What you are asked to do: Below are the records. Gather each line that holds "pasos".

Stored records
>> START

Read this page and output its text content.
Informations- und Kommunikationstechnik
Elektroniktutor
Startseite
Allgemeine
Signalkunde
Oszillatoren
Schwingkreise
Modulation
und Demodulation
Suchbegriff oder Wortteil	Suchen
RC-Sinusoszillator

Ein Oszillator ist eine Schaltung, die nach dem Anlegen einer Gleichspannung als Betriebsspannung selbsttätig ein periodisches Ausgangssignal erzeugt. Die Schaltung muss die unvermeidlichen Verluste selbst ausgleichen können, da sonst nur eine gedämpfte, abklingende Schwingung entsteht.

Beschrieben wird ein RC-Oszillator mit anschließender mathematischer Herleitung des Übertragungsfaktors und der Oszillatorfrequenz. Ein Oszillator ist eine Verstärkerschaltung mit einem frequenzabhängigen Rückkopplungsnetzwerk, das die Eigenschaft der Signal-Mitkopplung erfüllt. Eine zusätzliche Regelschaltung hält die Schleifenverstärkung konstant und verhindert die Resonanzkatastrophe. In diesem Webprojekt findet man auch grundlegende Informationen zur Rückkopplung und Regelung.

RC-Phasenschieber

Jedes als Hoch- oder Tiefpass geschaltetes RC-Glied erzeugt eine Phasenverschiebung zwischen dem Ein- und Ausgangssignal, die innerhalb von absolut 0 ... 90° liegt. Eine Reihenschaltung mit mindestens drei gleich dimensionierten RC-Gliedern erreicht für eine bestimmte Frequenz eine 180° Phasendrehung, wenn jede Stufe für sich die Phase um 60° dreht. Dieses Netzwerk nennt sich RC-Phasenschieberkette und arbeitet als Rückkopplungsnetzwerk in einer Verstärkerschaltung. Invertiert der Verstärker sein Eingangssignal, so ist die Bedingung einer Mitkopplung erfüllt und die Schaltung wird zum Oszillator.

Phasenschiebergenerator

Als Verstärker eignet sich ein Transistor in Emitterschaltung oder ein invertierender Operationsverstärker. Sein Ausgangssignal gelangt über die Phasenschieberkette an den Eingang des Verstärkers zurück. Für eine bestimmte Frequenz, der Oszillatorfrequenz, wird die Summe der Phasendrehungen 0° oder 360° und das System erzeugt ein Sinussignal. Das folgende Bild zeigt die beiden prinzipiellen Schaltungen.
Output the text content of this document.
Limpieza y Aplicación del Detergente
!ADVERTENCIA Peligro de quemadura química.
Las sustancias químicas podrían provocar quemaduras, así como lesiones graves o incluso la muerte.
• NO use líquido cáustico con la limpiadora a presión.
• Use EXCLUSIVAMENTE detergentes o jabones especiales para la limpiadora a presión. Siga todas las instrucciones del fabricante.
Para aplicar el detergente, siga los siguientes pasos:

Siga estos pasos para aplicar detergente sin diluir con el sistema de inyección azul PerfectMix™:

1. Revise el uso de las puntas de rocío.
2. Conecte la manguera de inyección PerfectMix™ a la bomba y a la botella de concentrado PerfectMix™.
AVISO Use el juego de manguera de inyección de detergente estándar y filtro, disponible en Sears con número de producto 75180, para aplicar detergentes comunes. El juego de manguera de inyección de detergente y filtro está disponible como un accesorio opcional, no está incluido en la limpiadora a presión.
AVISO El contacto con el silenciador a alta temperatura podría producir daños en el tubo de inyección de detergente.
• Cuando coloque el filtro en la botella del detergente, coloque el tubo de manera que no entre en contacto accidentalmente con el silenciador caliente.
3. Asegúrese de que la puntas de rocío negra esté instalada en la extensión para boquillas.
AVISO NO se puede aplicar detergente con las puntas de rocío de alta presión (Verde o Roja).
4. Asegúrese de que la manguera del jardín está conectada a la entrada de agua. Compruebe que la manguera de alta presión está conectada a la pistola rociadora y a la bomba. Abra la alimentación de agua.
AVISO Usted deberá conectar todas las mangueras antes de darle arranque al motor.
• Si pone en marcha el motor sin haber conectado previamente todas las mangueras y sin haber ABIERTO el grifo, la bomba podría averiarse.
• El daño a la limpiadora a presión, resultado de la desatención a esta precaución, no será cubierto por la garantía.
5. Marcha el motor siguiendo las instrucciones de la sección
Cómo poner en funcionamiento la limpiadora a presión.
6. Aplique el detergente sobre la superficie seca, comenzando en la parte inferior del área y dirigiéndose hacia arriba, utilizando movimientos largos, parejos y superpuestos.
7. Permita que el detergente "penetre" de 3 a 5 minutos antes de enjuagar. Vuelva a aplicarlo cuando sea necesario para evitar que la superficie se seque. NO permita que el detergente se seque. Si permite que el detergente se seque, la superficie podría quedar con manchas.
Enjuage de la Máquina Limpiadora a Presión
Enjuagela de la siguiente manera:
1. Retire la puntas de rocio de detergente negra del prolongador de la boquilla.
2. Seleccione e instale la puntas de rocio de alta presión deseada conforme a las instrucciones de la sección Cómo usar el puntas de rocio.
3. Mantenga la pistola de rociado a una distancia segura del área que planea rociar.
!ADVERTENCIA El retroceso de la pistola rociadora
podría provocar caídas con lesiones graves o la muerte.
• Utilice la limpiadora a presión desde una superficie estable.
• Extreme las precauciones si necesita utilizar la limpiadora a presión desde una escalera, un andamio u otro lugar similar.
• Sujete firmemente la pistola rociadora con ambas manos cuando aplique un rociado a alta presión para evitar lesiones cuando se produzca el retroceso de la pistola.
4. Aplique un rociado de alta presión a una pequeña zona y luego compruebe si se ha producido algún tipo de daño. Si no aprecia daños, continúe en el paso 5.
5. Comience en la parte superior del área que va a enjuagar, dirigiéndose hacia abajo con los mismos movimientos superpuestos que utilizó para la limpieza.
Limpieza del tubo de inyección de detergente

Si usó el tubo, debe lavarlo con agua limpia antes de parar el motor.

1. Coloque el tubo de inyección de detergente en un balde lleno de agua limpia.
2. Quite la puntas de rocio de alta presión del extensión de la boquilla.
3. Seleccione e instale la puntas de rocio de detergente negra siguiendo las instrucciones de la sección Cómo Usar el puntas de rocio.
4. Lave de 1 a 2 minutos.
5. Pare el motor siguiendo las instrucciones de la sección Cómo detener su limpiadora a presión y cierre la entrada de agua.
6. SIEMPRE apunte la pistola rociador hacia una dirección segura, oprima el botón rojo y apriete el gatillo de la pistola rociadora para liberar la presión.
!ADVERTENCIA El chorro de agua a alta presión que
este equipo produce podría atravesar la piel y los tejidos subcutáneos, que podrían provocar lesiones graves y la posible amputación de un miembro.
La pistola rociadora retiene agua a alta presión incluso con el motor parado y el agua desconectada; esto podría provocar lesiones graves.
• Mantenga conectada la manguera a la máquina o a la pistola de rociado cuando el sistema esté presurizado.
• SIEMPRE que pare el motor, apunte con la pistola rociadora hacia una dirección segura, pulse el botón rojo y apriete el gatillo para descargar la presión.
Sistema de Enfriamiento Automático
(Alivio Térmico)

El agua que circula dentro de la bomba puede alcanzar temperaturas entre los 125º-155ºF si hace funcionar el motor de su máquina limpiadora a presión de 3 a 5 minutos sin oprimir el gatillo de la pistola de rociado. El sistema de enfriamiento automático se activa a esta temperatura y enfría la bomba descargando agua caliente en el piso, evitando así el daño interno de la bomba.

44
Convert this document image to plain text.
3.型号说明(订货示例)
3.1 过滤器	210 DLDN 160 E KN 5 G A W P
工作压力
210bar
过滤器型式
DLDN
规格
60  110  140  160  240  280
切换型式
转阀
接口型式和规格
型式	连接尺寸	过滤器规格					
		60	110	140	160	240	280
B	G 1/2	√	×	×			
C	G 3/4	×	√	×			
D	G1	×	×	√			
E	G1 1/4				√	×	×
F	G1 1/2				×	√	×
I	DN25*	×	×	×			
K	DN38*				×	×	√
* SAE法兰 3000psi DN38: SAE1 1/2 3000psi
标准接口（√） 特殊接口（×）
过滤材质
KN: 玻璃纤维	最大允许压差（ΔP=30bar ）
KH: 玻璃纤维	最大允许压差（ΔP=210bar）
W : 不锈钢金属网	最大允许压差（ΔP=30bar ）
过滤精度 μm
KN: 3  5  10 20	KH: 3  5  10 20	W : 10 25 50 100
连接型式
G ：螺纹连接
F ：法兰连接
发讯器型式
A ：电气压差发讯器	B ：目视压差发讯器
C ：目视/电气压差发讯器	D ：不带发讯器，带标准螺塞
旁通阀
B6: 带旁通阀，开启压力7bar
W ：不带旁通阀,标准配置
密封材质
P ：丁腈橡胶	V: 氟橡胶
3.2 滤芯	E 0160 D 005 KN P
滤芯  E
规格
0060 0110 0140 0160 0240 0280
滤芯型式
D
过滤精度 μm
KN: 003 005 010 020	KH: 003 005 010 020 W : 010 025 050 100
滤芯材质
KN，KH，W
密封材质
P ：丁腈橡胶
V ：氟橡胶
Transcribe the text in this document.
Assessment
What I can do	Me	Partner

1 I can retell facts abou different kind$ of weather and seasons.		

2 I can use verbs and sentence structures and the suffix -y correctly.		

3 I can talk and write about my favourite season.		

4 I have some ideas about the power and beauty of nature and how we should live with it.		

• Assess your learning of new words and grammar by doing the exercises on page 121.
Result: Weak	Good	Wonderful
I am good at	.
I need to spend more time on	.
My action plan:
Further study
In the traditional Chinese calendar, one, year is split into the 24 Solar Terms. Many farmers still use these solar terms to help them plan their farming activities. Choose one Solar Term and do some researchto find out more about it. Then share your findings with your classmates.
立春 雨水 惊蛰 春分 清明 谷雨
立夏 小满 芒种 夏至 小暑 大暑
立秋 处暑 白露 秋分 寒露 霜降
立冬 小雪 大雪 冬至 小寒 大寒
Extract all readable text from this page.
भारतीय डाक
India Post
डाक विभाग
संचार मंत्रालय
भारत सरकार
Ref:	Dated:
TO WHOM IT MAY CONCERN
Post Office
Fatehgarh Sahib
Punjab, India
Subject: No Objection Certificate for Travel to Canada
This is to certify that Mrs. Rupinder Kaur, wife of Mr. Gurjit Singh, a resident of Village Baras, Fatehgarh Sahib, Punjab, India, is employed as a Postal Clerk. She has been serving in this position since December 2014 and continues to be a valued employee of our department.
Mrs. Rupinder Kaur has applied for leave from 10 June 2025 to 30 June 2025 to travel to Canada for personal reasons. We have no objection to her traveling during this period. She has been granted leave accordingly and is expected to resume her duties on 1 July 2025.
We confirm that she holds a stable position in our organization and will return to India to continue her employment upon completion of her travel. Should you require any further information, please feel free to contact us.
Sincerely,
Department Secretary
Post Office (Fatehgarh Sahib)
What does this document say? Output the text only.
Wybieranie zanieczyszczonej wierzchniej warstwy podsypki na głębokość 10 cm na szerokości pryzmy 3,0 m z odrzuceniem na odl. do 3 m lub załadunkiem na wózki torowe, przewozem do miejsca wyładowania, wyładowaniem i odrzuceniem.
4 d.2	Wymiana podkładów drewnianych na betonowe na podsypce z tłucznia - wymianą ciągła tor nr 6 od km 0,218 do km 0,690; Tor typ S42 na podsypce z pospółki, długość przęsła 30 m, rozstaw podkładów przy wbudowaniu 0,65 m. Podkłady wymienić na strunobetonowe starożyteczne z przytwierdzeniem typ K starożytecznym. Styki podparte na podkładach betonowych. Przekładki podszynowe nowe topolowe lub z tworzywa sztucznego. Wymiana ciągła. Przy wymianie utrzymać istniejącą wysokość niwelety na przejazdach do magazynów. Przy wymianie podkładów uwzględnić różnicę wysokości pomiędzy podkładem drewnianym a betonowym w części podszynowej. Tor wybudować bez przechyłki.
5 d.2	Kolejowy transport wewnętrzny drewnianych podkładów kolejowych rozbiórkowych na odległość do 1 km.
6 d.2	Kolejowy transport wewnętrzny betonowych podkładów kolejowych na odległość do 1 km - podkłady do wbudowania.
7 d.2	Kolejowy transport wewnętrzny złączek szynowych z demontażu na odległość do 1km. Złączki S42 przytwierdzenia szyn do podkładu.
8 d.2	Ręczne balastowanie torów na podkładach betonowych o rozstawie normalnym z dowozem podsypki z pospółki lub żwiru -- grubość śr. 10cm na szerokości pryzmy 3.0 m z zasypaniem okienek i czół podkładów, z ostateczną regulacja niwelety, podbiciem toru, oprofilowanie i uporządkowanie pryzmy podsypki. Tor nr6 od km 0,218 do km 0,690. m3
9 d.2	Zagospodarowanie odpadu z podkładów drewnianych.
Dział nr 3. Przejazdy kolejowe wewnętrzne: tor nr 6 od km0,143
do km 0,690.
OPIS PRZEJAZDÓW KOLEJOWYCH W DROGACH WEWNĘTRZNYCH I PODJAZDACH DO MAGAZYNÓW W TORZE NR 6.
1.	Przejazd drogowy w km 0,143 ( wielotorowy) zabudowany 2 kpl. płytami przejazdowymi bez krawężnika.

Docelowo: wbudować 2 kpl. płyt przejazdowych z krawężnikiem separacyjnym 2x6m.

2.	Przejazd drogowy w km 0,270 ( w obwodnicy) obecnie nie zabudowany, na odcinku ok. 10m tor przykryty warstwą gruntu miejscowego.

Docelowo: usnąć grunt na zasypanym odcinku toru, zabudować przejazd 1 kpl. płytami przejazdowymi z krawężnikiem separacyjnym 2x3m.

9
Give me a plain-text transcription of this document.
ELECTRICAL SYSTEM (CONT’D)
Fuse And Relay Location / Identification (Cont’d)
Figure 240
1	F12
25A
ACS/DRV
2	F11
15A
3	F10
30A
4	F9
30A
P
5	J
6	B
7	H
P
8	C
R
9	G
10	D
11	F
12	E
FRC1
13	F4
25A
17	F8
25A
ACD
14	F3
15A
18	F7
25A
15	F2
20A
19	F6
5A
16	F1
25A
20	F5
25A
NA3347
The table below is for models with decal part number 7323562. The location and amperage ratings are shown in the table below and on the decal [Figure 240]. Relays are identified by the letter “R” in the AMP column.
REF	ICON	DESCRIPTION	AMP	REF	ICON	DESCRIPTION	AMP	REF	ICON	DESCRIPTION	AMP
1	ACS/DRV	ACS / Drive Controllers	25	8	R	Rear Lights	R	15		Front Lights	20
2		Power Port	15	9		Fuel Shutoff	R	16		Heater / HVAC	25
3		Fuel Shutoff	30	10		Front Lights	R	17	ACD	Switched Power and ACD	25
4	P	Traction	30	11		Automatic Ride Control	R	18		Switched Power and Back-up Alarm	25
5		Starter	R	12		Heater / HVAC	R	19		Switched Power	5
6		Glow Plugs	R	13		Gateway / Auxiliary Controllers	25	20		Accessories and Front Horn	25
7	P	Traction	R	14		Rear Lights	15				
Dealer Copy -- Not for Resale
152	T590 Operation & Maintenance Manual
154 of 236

>> END

Final answer:
Para aplicar el detergente, siga los siguientes pasos:
Siga estos pasos para aplicar detergente sin diluir con el sistema de inyección azul PerfectMix™:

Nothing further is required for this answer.